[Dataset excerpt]
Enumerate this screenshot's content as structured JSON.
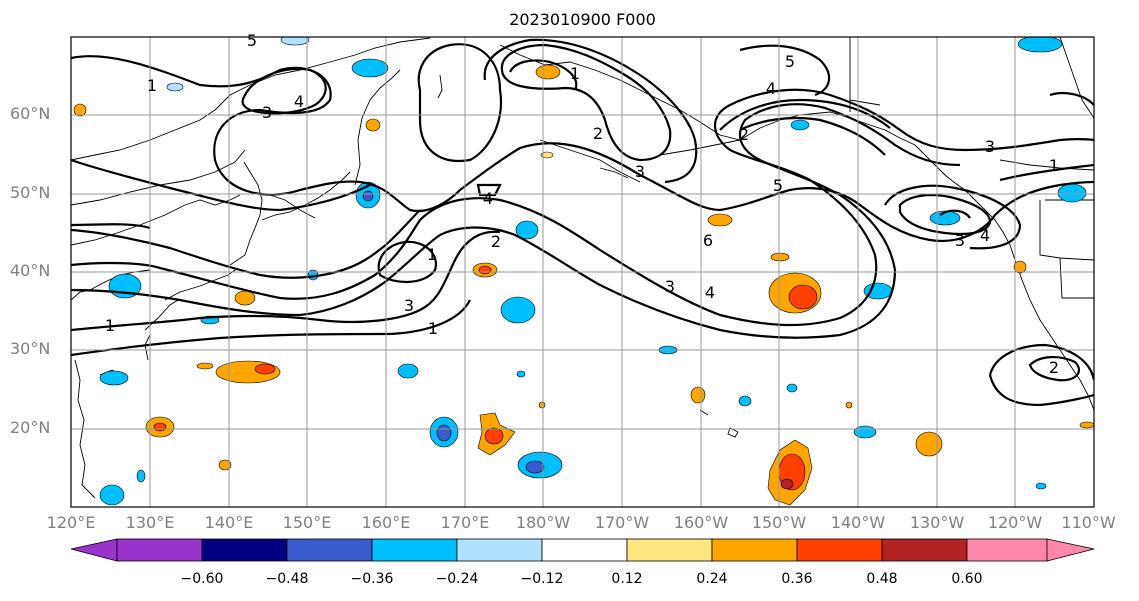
{
  "title": "2023010900 F000",
  "lat_labels": [
    "60°N",
    "50°N",
    "40°N",
    "30°N",
    "20°N"
  ],
  "lon_labels": [
    "120°E",
    "130°E",
    "140°E",
    "150°E",
    "160°E",
    "170°E",
    "180°W",
    "170°W",
    "160°W",
    "150°W",
    "140°W",
    "130°W",
    "120°W",
    "110°W"
  ],
  "colorbar": {
    "tick_labels": [
      "−0.60",
      "−0.48",
      "−0.36",
      "−0.24",
      "−0.12",
      "0.12",
      "0.24",
      "0.36",
      "0.48",
      "0.60"
    ],
    "colors": [
      "#9933cc",
      "#000080",
      "#3a5bcc",
      "#00bfff",
      "#b0e2ff",
      "#ffffff",
      "#ffe680",
      "#ffa500",
      "#ff4000",
      "#b22222",
      "#ff88aa"
    ]
  },
  "contour_labels": [
    "5",
    "1",
    "4",
    "3",
    "1",
    "2",
    "3",
    "5",
    "4",
    "2",
    "3",
    "1",
    "4",
    "5",
    "6",
    "2",
    "4",
    "3",
    "1",
    "4",
    "3",
    "3",
    "4",
    "1",
    "2"
  ]
}
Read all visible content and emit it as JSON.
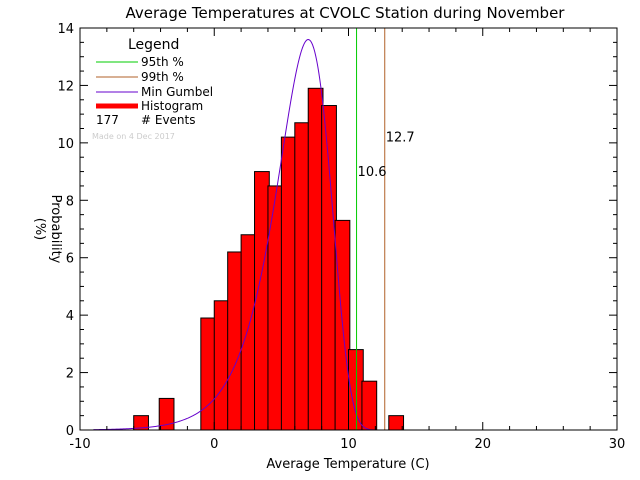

Task to carry out:
All of the lines above should be printed exactly, minus the pictures.

Full response:
Enumerate this screenshot's content as structured JSON.
{
  "title": "2023010900 F000",
  "lat_labels": [
    "60°N",
    "50°N",
    "40°N",
    "30°N",
    "20°N"
  ],
  "lon_labels": [
    "120°E",
    "130°E",
    "140°E",
    "150°E",
    "160°E",
    "170°E",
    "180°W",
    "170°W",
    "160°W",
    "150°W",
    "140°W",
    "130°W",
    "120°W",
    "110°W"
  ],
  "colorbar": {
    "tick_labels": [
      "−0.60",
      "−0.48",
      "−0.36",
      "−0.24",
      "−0.12",
      "0.12",
      "0.24",
      "0.36",
      "0.48",
      "0.60"
    ],
    "colors": [
      "#9933cc",
      "#000080",
      "#3a5bcc",
      "#00bfff",
      "#b0e2ff",
      "#ffffff",
      "#ffe680",
      "#ffa500",
      "#ff4000",
      "#b22222",
      "#ff88aa"
    ]
  },
  "contour_labels": [
    "5",
    "1",
    "4",
    "3",
    "1",
    "2",
    "3",
    "5",
    "4",
    "2",
    "3",
    "1",
    "4",
    "5",
    "6",
    "2",
    "4",
    "3",
    "1",
    "4",
    "3",
    "3",
    "4",
    "1",
    "2"
  ]
}
Read all visible content and emit it as JSON.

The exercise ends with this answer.